**Task directions:**
The data below should be printed in full, exactly, and without any of its images.

**Records for the exercise:**
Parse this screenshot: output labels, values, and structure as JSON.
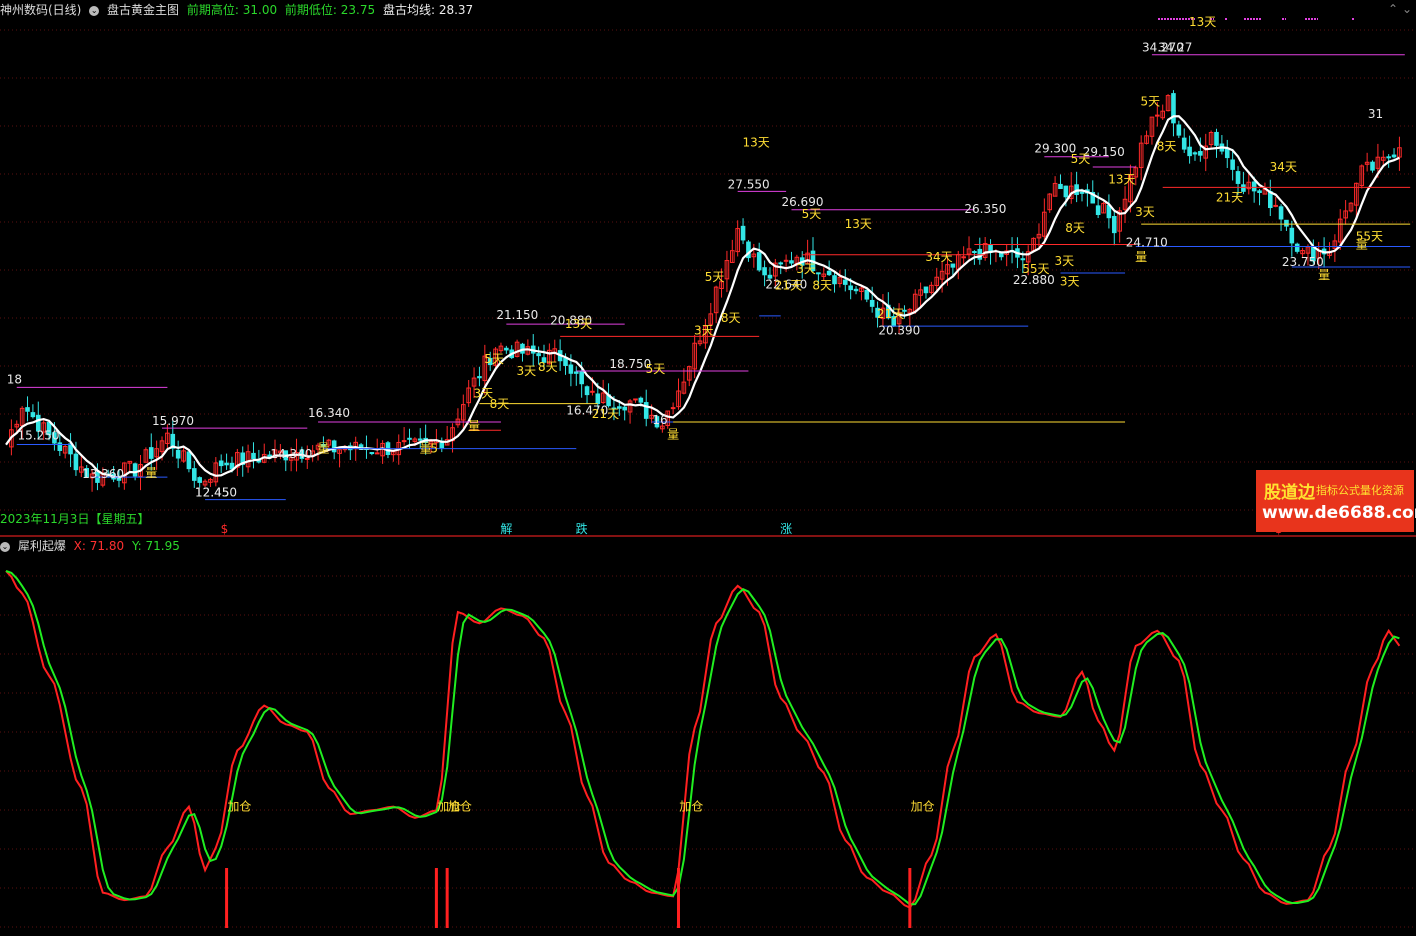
{
  "header": {
    "stock": "神州数码(日线)",
    "indicator": "盘古黄金主图",
    "high_label": "前期高位: 31.00",
    "low_label": "前期低位: 23.75",
    "avg_label": "盘古均线: 28.37"
  },
  "sub_header": {
    "indicator": "犀利起爆",
    "x_label": "X: 71.80",
    "y_label": "Y: 71.95"
  },
  "date_text": "2023年11月3日【星期五】",
  "watermark": {
    "line1": "股道边",
    "line2": "指标公式量化资源",
    "line3": "www.de6688.com"
  },
  "colors": {
    "up": "#ff2a2a",
    "down": "#33e6e6",
    "ma": "#ffffff",
    "x_line": "#ff2020",
    "y_line": "#20ee20",
    "label": "#ffdd33",
    "magenta": "#e040e0",
    "blue": "#2a5aff"
  },
  "chart_data": [
    {
      "type": "line",
      "title": "盘古黄金主图",
      "ylim": [
        11.5,
        36
      ],
      "price_labels": [
        {
          "i": 2,
          "v": 18.0,
          "text": "18"
        },
        {
          "i": 4,
          "v": 15.25,
          "text": "15.250"
        },
        {
          "i": 16,
          "v": 13.36,
          "text": "13.360"
        },
        {
          "i": 29,
          "v": 15.97,
          "text": "15.970"
        },
        {
          "i": 37,
          "v": 12.45,
          "text": "12.45"
        },
        {
          "i": 37,
          "v": 12.45,
          "text": "12.450"
        },
        {
          "i": 51,
          "v": 14.34,
          "text": "14.340"
        },
        {
          "i": 58,
          "v": 16.34,
          "text": "16.340"
        },
        {
          "i": 93,
          "v": 21.15,
          "text": "21.150"
        },
        {
          "i": 103,
          "v": 20.88,
          "text": "20.880"
        },
        {
          "i": 106,
          "v": 16.47,
          "text": "16.470"
        },
        {
          "i": 114,
          "v": 18.75,
          "text": "18.750"
        },
        {
          "i": 122,
          "v": 16.0,
          "text": "16"
        },
        {
          "i": 136,
          "v": 27.55,
          "text": "27.550"
        },
        {
          "i": 143,
          "v": 22.64,
          "text": "22.640"
        },
        {
          "i": 146,
          "v": 26.69,
          "text": "26.690"
        },
        {
          "i": 164,
          "v": 20.39,
          "text": "20.390"
        },
        {
          "i": 180,
          "v": 26.35,
          "text": "26.350"
        },
        {
          "i": 189,
          "v": 22.88,
          "text": "22.880"
        },
        {
          "i": 193,
          "v": 29.3,
          "text": "29.300"
        },
        {
          "i": 202,
          "v": 29.15,
          "text": "29.150"
        },
        {
          "i": 210,
          "v": 24.71,
          "text": "24.710"
        },
        {
          "i": 213,
          "v": 34.27,
          "text": "34.270"
        },
        {
          "i": 216,
          "v": 34.27,
          "text": "34.27"
        },
        {
          "i": 239,
          "v": 23.75,
          "text": "23.750"
        },
        {
          "i": 255,
          "v": 31.0,
          "text": "31"
        }
      ],
      "day_labels": [
        {
          "i": 88,
          "v": 17.5,
          "text": "3天"
        },
        {
          "i": 91,
          "v": 17.0,
          "text": "8天"
        },
        {
          "i": 90,
          "v": 19.2,
          "text": "5天"
        },
        {
          "i": 96,
          "v": 18.6,
          "text": "3天"
        },
        {
          "i": 100,
          "v": 18.8,
          "text": "8天"
        },
        {
          "i": 105,
          "v": 20.9,
          "text": "13天"
        },
        {
          "i": 110,
          "v": 16.5,
          "text": "21天"
        },
        {
          "i": 120,
          "v": 18.7,
          "text": "5天"
        },
        {
          "i": 129,
          "v": 20.6,
          "text": "3天"
        },
        {
          "i": 131,
          "v": 23.2,
          "text": "5天"
        },
        {
          "i": 134,
          "v": 21.2,
          "text": "8天"
        },
        {
          "i": 138,
          "v": 29.8,
          "text": "13天"
        },
        {
          "i": 144,
          "v": 22.8,
          "text": "21天"
        },
        {
          "i": 148,
          "v": 23.6,
          "text": "3天"
        },
        {
          "i": 149,
          "v": 26.3,
          "text": "5天"
        },
        {
          "i": 151,
          "v": 22.8,
          "text": "8天"
        },
        {
          "i": 157,
          "v": 25.8,
          "text": "13天"
        },
        {
          "i": 163,
          "v": 21.4,
          "text": "21天"
        },
        {
          "i": 172,
          "v": 24.2,
          "text": "34天"
        },
        {
          "i": 190,
          "v": 23.6,
          "text": "55天"
        },
        {
          "i": 197,
          "v": 23.0,
          "text": "3天"
        },
        {
          "i": 199,
          "v": 29.0,
          "text": "5天"
        },
        {
          "i": 198,
          "v": 25.6,
          "text": "8天"
        },
        {
          "i": 196,
          "v": 24.0,
          "text": "3天"
        },
        {
          "i": 206,
          "v": 28.0,
          "text": "13天"
        },
        {
          "i": 211,
          "v": 26.4,
          "text": "3天"
        },
        {
          "i": 221,
          "v": 35.7,
          "text": "13天"
        },
        {
          "i": 212,
          "v": 31.8,
          "text": "5天"
        },
        {
          "i": 215,
          "v": 29.6,
          "text": "8天"
        },
        {
          "i": 226,
          "v": 27.1,
          "text": "21天"
        },
        {
          "i": 236,
          "v": 28.6,
          "text": "34天"
        },
        {
          "i": 252,
          "v": 25.2,
          "text": "55天"
        }
      ],
      "markers": [
        {
          "i": 27,
          "v": 13.6,
          "text": "量"
        },
        {
          "i": 59,
          "v": 14.8,
          "text": "量"
        },
        {
          "i": 78,
          "v": 14.8,
          "text": "量"
        },
        {
          "i": 80,
          "v": 14.8,
          "text": "5"
        },
        {
          "i": 87,
          "v": 15.9,
          "text": "量"
        },
        {
          "i": 124,
          "v": 15.5,
          "text": "量"
        },
        {
          "i": 211,
          "v": 24.2,
          "text": "量"
        },
        {
          "i": 245,
          "v": 23.3,
          "text": "量"
        },
        {
          "i": 252,
          "v": 24.8,
          "text": "量"
        }
      ],
      "signals": [
        {
          "i": 41,
          "text": "$"
        },
        {
          "i": 93,
          "text": "解"
        },
        {
          "i": 107,
          "text": "跌"
        },
        {
          "i": 145,
          "text": "涨"
        },
        {
          "i": 237,
          "text": "$"
        }
      ]
    },
    {
      "type": "line",
      "title": "犀利起爆",
      "ylim": [
        0,
        100
      ],
      "series": [
        {
          "name": "X"
        },
        {
          "name": "Y"
        }
      ],
      "labels": [
        {
          "i": 43,
          "v": 32,
          "text": "加仓"
        },
        {
          "i": 82,
          "v": 32,
          "text": "加仓"
        },
        {
          "i": 84,
          "v": 32,
          "text": "加仓"
        },
        {
          "i": 127,
          "v": 32,
          "text": "加仓"
        },
        {
          "i": 170,
          "v": 32,
          "text": "加仓"
        }
      ],
      "bars": [
        {
          "i": 41
        },
        {
          "i": 80
        },
        {
          "i": 82
        },
        {
          "i": 125
        },
        {
          "i": 168
        }
      ]
    }
  ]
}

**Output for this exercise:**
Parse this screenshot: output labels, values, and structure as JSON.
{
  "header": {
    "stock": "神州数码(日线)",
    "indicator": "盘古黄金主图",
    "high_label": "前期高位: 31.00",
    "low_label": "前期低位: 23.75",
    "avg_label": "盘古均线: 28.37"
  },
  "sub_header": {
    "indicator": "犀利起爆",
    "x_label": "X: 71.80",
    "y_label": "Y: 71.95"
  },
  "date_text": "2023年11月3日【星期五】",
  "watermark": {
    "line1": "股道边",
    "line2": "指标公式量化资源",
    "line3": "www.de6688.com"
  },
  "colors": {
    "up": "#ff2a2a",
    "down": "#33e6e6",
    "ma": "#ffffff",
    "x_line": "#ff2020",
    "y_line": "#20ee20",
    "label": "#ffdd33",
    "magenta": "#e040e0",
    "blue": "#2a5aff"
  },
  "chart_data": [
    {
      "type": "line",
      "title": "盘古黄金主图",
      "ylim": [
        11.5,
        36
      ],
      "price_labels": [
        {
          "i": 2,
          "v": 18.0,
          "text": "18"
        },
        {
          "i": 4,
          "v": 15.25,
          "text": "15.250"
        },
        {
          "i": 16,
          "v": 13.36,
          "text": "13.360"
        },
        {
          "i": 29,
          "v": 15.97,
          "text": "15.970"
        },
        {
          "i": 37,
          "v": 12.45,
          "text": "12.45"
        },
        {
          "i": 37,
          "v": 12.45,
          "text": "12.450"
        },
        {
          "i": 51,
          "v": 14.34,
          "text": "14.340"
        },
        {
          "i": 58,
          "v": 16.34,
          "text": "16.340"
        },
        {
          "i": 93,
          "v": 21.15,
          "text": "21.150"
        },
        {
          "i": 103,
          "v": 20.88,
          "text": "20.880"
        },
        {
          "i": 106,
          "v": 16.47,
          "text": "16.470"
        },
        {
          "i": 114,
          "v": 18.75,
          "text": "18.750"
        },
        {
          "i": 122,
          "v": 16.0,
          "text": "16"
        },
        {
          "i": 136,
          "v": 27.55,
          "text": "27.550"
        },
        {
          "i": 143,
          "v": 22.64,
          "text": "22.640"
        },
        {
          "i": 146,
          "v": 26.69,
          "text": "26.690"
        },
        {
          "i": 164,
          "v": 20.39,
          "text": "20.390"
        },
        {
          "i": 180,
          "v": 26.35,
          "text": "26.350"
        },
        {
          "i": 189,
          "v": 22.88,
          "text": "22.880"
        },
        {
          "i": 193,
          "v": 29.3,
          "text": "29.300"
        },
        {
          "i": 202,
          "v": 29.15,
          "text": "29.150"
        },
        {
          "i": 210,
          "v": 24.71,
          "text": "24.710"
        },
        {
          "i": 213,
          "v": 34.27,
          "text": "34.270"
        },
        {
          "i": 216,
          "v": 34.27,
          "text": "34.27"
        },
        {
          "i": 239,
          "v": 23.75,
          "text": "23.750"
        },
        {
          "i": 255,
          "v": 31.0,
          "text": "31"
        }
      ],
      "day_labels": [
        {
          "i": 88,
          "v": 17.5,
          "text": "3天"
        },
        {
          "i": 91,
          "v": 17.0,
          "text": "8天"
        },
        {
          "i": 90,
          "v": 19.2,
          "text": "5天"
        },
        {
          "i": 96,
          "v": 18.6,
          "text": "3天"
        },
        {
          "i": 100,
          "v": 18.8,
          "text": "8天"
        },
        {
          "i": 105,
          "v": 20.9,
          "text": "13天"
        },
        {
          "i": 110,
          "v": 16.5,
          "text": "21天"
        },
        {
          "i": 120,
          "v": 18.7,
          "text": "5天"
        },
        {
          "i": 129,
          "v": 20.6,
          "text": "3天"
        },
        {
          "i": 131,
          "v": 23.2,
          "text": "5天"
        },
        {
          "i": 134,
          "v": 21.2,
          "text": "8天"
        },
        {
          "i": 138,
          "v": 29.8,
          "text": "13天"
        },
        {
          "i": 144,
          "v": 22.8,
          "text": "21天"
        },
        {
          "i": 148,
          "v": 23.6,
          "text": "3天"
        },
        {
          "i": 149,
          "v": 26.3,
          "text": "5天"
        },
        {
          "i": 151,
          "v": 22.8,
          "text": "8天"
        },
        {
          "i": 157,
          "v": 25.8,
          "text": "13天"
        },
        {
          "i": 163,
          "v": 21.4,
          "text": "21天"
        },
        {
          "i": 172,
          "v": 24.2,
          "text": "34天"
        },
        {
          "i": 190,
          "v": 23.6,
          "text": "55天"
        },
        {
          "i": 197,
          "v": 23.0,
          "text": "3天"
        },
        {
          "i": 199,
          "v": 29.0,
          "text": "5天"
        },
        {
          "i": 198,
          "v": 25.6,
          "text": "8天"
        },
        {
          "i": 196,
          "v": 24.0,
          "text": "3天"
        },
        {
          "i": 206,
          "v": 28.0,
          "text": "13天"
        },
        {
          "i": 211,
          "v": 26.4,
          "text": "3天"
        },
        {
          "i": 221,
          "v": 35.7,
          "text": "13天"
        },
        {
          "i": 212,
          "v": 31.8,
          "text": "5天"
        },
        {
          "i": 215,
          "v": 29.6,
          "text": "8天"
        },
        {
          "i": 226,
          "v": 27.1,
          "text": "21天"
        },
        {
          "i": 236,
          "v": 28.6,
          "text": "34天"
        },
        {
          "i": 252,
          "v": 25.2,
          "text": "55天"
        }
      ],
      "markers": [
        {
          "i": 27,
          "v": 13.6,
          "text": "量"
        },
        {
          "i": 59,
          "v": 14.8,
          "text": "量"
        },
        {
          "i": 78,
          "v": 14.8,
          "text": "量"
        },
        {
          "i": 80,
          "v": 14.8,
          "text": "5"
        },
        {
          "i": 87,
          "v": 15.9,
          "text": "量"
        },
        {
          "i": 124,
          "v": 15.5,
          "text": "量"
        },
        {
          "i": 211,
          "v": 24.2,
          "text": "量"
        },
        {
          "i": 245,
          "v": 23.3,
          "text": "量"
        },
        {
          "i": 252,
          "v": 24.8,
          "text": "量"
        }
      ],
      "signals": [
        {
          "i": 41,
          "text": "$"
        },
        {
          "i": 93,
          "text": "解"
        },
        {
          "i": 107,
          "text": "跌"
        },
        {
          "i": 145,
          "text": "涨"
        },
        {
          "i": 237,
          "text": "$"
        }
      ]
    },
    {
      "type": "line",
      "title": "犀利起爆",
      "ylim": [
        0,
        100
      ],
      "series": [
        {
          "name": "X"
        },
        {
          "name": "Y"
        }
      ],
      "labels": [
        {
          "i": 43,
          "v": 32,
          "text": "加仓"
        },
        {
          "i": 82,
          "v": 32,
          "text": "加仓"
        },
        {
          "i": 84,
          "v": 32,
          "text": "加仓"
        },
        {
          "i": 127,
          "v": 32,
          "text": "加仓"
        },
        {
          "i": 170,
          "v": 32,
          "text": "加仓"
        }
      ],
      "bars": [
        {
          "i": 41
        },
        {
          "i": 80
        },
        {
          "i": 82
        },
        {
          "i": 125
        },
        {
          "i": 168
        }
      ]
    }
  ]
}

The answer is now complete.